• [EXERCISE OBJECTIVE]:
Extract the lines that hold the string "published".

• [INPUT FOR THIS TASK]:
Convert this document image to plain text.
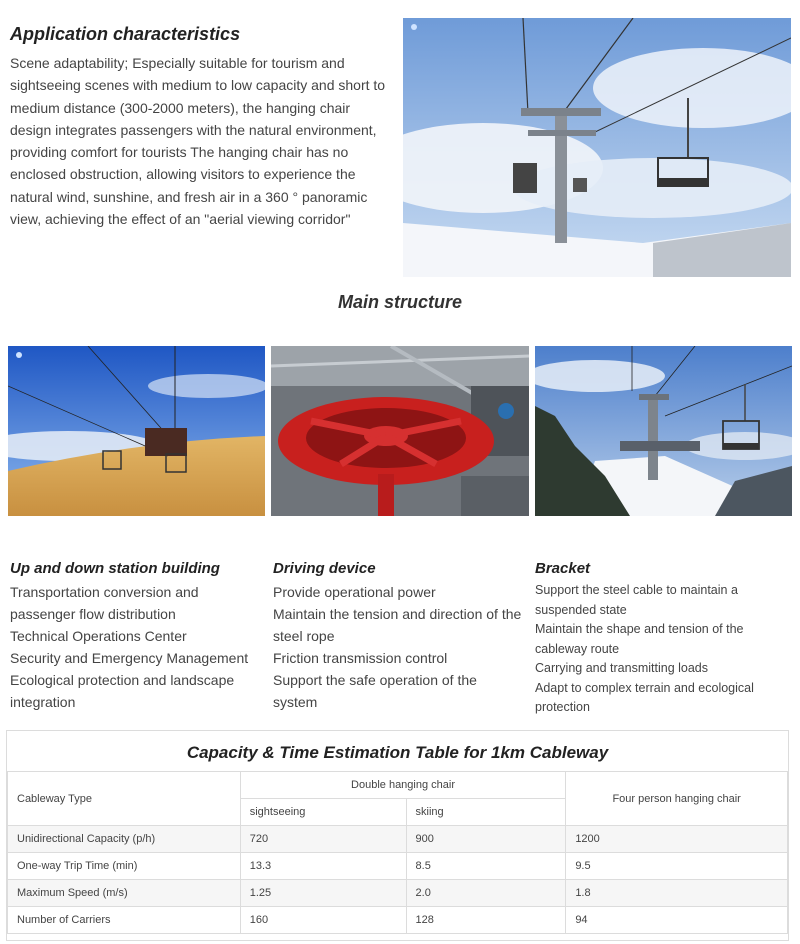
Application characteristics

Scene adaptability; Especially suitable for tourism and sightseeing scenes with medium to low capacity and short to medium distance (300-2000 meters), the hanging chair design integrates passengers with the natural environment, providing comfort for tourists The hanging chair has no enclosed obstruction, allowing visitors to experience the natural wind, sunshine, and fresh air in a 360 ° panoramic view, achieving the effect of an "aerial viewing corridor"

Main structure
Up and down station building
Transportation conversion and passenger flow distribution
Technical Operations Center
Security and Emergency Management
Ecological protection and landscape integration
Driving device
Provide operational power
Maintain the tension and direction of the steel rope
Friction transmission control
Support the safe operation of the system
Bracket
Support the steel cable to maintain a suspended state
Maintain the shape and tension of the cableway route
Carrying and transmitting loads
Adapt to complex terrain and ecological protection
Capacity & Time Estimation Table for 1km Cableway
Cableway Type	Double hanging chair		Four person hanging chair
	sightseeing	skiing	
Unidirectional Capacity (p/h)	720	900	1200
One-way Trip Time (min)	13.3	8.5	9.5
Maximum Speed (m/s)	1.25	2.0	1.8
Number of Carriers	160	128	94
---
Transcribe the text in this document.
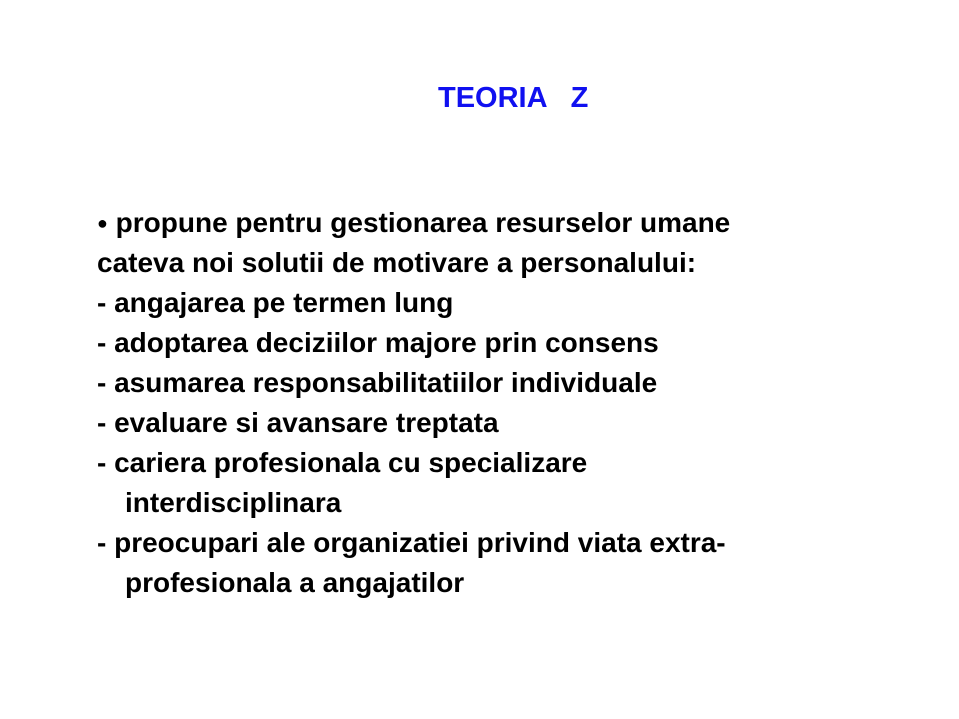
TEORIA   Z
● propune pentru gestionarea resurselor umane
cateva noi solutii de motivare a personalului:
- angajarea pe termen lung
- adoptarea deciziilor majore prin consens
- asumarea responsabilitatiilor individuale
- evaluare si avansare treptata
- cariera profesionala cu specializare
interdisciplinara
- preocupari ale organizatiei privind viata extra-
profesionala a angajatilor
* * *
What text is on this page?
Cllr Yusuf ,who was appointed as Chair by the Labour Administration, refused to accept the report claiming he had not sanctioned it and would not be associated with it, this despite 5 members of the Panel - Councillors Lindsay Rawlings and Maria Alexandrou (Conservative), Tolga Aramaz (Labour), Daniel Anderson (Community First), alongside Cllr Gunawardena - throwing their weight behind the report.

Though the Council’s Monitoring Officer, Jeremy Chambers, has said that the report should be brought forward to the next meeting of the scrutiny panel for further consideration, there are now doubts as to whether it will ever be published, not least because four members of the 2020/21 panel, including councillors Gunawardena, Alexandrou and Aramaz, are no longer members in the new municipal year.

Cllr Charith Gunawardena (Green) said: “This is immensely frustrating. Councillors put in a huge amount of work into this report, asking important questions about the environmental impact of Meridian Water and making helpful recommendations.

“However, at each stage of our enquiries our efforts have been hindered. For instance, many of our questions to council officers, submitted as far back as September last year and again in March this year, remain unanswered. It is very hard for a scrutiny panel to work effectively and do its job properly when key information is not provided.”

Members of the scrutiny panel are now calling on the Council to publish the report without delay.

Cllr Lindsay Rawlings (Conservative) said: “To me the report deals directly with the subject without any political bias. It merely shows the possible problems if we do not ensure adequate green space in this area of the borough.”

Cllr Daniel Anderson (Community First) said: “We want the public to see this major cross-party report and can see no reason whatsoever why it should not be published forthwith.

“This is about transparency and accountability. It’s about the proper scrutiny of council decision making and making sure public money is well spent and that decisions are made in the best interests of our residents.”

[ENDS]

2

• [RESULT OF THE TASK]:
Though the Council’s Monitoring Officer, Jeremy Chambers, has said that the report should be brought forward to the next meeting of the scrutiny panel for further consideration, there are now doubts as to whether it will ever be published, not least because four members of the 2020/21 panel, including councillors Gunawardena, Alexandrou and Aramaz, are no longer members in the new municipal year.
Cllr Daniel Anderson (Community First) said: “We want the public to see this major cross-party report and can see no reason whatsoever why it should not be published forthwith.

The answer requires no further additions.